● **Written problem a**
According to the piece on expanding the television archive, how many hours of television news recordings has the Internet Archive captured?

=-=-=

Tag Archives: Knight Foundation

Expanding the Television Archive

When we started archiving television in 2000, people shrugged and asked, “Why?  Isn’t it all junk anyway?” As the saying goes, one person’s junk is another person’s gold. From 2010-18, scholars, pundits and above all, reporters, have spun journalistic gold from the data captured in our 1.5 million hours of television news recordings. Our work has been fueled by visionary funders(1) who saw the potential impact of turning television – from news reports to political ads – into data that can be analyzed at scale. Now the Internet Archive is taking its Television Archive in new directions. In 2018 our goals for television will be: better curation in what we collect; broader collection across the globe; and working with computer scientists interested in exploring our huge data sets. Simply put, our mission is to build and preserve comprehensive collections of the world’s most important television programming and make them as accessible as possible to researchers and the general public. We will need your help.  

“Preserving TV news is critical, and at the Internet Archive we’ve decided to rededicate ourselves to growing our collection,” explained Roger MacDonald, Director of Television at the Internet Archive. “We plan to go wide, expanding our archives of global TV news from every continent. We also plan to go deep, gathering content from local markets around the country. And we plan to do so in a sustainable way that ensures that this TV will be available to generations to come.”

Libraries, museums and memory institutions have long played a critical role in preserving the cultural output of our creators. Television falls within that mandate. Indeed some of the most comprehensive US television collections are held by the Library of Congress, Vanderbilt University and UCLA. Now we’d like to engage with a broad range of libraries and memory institutions in the television collecting and curation process. If your organization has a mandate to collect television or researcher demand for this media, we would like to understand your needs and interests. The Internet Archive will undertake collection trials with interested institutions, with the eventual goal of making this work self-sustaining.

Simultaneously, we are looking to engage researchers interested in the non-consumptive analysis of television at scale, in ways that continue to respect the interests of right holders. The tools we’ve created may be useful. For instance, we hope the tools the Internet Archive used to detect TV campaign ads can be applied by researchers in new and different ways.  If your organization has interest in computing with television as data at large, we are interested in working with you.

=-=-=

● **Written problem b**
Gather every line of the records that contains the string "footnote".

=-=-=

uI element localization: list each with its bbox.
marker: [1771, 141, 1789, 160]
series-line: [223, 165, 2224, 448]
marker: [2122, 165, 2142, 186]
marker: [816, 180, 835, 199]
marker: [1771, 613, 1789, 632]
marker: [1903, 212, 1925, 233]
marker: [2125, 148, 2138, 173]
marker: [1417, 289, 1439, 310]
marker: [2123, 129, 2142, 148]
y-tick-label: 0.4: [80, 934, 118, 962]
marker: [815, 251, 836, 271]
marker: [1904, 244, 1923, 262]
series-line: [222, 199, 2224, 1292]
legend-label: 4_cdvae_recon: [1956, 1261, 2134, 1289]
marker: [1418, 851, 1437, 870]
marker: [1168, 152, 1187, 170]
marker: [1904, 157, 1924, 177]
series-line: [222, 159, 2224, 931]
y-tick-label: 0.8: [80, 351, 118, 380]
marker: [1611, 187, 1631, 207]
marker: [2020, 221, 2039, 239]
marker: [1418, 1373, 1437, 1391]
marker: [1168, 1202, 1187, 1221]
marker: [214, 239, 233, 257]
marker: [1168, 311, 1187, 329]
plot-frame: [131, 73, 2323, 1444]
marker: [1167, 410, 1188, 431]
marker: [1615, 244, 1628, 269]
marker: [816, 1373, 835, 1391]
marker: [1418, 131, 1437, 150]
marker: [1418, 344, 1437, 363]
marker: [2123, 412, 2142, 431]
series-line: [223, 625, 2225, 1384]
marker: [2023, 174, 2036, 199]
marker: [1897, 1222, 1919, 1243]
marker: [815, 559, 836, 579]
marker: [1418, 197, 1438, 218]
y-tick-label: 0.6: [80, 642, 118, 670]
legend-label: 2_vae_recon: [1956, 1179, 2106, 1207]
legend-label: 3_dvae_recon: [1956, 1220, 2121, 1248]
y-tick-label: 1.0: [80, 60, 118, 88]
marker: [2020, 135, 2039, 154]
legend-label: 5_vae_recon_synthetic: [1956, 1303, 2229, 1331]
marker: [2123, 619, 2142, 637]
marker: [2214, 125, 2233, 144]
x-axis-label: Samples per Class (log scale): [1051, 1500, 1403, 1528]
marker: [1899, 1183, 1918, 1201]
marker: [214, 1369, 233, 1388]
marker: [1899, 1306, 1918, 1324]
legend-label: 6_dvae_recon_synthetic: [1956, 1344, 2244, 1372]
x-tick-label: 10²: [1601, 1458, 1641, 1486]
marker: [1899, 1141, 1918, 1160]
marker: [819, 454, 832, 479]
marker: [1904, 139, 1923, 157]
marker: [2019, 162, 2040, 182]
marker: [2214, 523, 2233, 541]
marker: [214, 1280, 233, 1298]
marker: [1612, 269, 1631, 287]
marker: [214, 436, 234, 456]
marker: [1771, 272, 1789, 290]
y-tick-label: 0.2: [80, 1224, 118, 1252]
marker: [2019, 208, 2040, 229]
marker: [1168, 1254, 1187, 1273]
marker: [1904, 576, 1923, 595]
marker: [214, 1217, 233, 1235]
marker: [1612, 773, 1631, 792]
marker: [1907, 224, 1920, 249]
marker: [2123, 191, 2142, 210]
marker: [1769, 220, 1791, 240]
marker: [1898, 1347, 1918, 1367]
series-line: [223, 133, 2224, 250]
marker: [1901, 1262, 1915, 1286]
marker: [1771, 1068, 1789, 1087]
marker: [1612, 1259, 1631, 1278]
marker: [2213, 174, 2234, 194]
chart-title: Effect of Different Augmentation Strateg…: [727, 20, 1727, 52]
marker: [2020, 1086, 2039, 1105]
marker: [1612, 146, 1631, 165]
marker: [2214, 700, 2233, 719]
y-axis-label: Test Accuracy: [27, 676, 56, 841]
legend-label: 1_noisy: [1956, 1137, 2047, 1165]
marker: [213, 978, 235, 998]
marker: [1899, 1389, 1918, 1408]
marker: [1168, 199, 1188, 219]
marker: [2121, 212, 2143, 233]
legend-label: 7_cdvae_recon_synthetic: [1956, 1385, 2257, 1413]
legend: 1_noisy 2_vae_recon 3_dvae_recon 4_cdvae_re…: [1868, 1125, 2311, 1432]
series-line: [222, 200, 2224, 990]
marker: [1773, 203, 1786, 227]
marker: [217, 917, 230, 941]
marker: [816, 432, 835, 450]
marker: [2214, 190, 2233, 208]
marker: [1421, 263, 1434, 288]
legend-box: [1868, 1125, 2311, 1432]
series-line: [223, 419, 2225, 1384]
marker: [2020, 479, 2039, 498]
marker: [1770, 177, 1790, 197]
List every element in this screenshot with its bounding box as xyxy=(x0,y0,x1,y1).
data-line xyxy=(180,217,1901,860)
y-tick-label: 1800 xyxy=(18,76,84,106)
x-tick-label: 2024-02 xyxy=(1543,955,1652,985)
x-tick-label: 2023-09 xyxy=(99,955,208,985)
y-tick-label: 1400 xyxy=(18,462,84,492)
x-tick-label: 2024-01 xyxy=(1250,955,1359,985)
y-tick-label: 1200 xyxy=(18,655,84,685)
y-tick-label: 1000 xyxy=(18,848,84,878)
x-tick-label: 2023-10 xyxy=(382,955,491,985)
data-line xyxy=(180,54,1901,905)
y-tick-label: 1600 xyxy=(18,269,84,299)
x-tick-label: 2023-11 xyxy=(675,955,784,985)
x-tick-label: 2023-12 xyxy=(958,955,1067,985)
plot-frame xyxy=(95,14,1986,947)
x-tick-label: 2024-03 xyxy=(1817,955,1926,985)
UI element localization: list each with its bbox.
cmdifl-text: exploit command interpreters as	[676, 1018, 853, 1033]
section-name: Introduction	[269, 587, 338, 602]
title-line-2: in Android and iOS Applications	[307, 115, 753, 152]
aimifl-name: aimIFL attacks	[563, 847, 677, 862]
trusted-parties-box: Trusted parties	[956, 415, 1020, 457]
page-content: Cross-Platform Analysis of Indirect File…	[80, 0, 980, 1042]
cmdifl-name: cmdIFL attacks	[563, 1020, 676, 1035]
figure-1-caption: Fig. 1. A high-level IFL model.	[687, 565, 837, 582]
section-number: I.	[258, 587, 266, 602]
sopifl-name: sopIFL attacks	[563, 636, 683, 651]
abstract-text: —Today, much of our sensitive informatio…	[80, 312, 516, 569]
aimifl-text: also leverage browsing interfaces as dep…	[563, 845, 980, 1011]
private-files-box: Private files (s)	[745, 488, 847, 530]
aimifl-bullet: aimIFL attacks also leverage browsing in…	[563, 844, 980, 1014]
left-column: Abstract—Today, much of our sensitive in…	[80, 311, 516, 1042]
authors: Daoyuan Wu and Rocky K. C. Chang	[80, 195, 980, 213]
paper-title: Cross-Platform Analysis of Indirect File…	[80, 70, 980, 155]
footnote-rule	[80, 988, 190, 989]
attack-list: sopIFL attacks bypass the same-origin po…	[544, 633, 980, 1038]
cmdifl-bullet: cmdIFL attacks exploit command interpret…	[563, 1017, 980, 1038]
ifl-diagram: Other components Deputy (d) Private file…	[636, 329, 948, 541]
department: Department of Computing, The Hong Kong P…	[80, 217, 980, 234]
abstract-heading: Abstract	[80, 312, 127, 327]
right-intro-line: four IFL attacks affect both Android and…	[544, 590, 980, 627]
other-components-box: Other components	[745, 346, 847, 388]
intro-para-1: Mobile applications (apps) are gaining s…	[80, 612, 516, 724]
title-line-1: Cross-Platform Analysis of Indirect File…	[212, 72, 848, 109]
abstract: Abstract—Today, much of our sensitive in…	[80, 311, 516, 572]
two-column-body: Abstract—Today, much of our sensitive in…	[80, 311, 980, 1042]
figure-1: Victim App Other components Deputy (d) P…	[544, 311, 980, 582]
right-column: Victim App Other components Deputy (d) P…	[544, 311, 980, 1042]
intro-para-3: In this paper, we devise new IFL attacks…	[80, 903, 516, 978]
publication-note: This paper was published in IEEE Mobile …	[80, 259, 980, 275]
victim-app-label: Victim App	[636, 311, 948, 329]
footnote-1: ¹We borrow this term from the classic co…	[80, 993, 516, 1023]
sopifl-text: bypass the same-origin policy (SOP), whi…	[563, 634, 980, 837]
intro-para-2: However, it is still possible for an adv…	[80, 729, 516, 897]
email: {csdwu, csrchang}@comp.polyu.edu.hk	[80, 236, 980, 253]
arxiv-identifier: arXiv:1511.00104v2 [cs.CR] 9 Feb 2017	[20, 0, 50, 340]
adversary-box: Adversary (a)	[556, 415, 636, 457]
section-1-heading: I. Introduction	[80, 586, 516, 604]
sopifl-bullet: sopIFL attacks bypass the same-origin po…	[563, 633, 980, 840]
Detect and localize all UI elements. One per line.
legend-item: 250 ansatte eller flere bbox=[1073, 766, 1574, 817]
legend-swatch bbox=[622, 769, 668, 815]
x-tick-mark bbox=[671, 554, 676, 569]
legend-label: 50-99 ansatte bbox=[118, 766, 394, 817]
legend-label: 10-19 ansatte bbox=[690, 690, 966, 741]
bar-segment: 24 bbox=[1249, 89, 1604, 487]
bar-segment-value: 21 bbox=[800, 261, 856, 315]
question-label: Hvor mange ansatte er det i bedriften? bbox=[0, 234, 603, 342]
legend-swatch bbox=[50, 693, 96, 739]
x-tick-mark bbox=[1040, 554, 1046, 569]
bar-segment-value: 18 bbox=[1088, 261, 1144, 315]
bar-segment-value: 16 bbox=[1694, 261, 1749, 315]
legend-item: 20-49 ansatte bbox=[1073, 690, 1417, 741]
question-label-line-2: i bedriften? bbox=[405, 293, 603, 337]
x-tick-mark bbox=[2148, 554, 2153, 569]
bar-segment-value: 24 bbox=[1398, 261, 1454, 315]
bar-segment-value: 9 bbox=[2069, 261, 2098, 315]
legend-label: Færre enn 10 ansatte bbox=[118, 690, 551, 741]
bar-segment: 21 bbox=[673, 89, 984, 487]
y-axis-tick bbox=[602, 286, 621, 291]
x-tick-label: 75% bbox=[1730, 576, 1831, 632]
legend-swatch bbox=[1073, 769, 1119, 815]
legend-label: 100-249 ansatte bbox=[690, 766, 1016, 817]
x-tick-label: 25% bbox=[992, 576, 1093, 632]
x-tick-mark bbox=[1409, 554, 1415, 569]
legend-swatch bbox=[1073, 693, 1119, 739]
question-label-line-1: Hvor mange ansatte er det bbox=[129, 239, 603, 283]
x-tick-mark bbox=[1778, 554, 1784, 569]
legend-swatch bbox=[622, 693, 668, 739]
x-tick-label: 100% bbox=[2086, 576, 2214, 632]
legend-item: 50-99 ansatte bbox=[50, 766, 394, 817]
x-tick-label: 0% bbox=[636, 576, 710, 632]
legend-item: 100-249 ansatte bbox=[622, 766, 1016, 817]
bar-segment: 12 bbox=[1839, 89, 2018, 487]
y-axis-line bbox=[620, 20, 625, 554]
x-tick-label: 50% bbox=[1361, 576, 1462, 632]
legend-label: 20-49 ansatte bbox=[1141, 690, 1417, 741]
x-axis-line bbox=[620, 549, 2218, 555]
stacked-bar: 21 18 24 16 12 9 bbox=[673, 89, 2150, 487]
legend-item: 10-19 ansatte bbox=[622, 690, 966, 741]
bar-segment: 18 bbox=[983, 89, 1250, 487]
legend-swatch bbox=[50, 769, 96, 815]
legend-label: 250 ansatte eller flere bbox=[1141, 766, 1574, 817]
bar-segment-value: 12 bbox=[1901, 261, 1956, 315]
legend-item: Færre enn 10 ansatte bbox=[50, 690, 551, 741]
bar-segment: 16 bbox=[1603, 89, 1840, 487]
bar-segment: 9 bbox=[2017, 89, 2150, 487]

=-=-=

● **Exercise response a**
1.5 million hours

● **Exercise response b**
footnote-rule	[80, 988, 190, 989]
footnote-1: ¹We borrow this term from the classic co…	[80, 993, 516, 1023]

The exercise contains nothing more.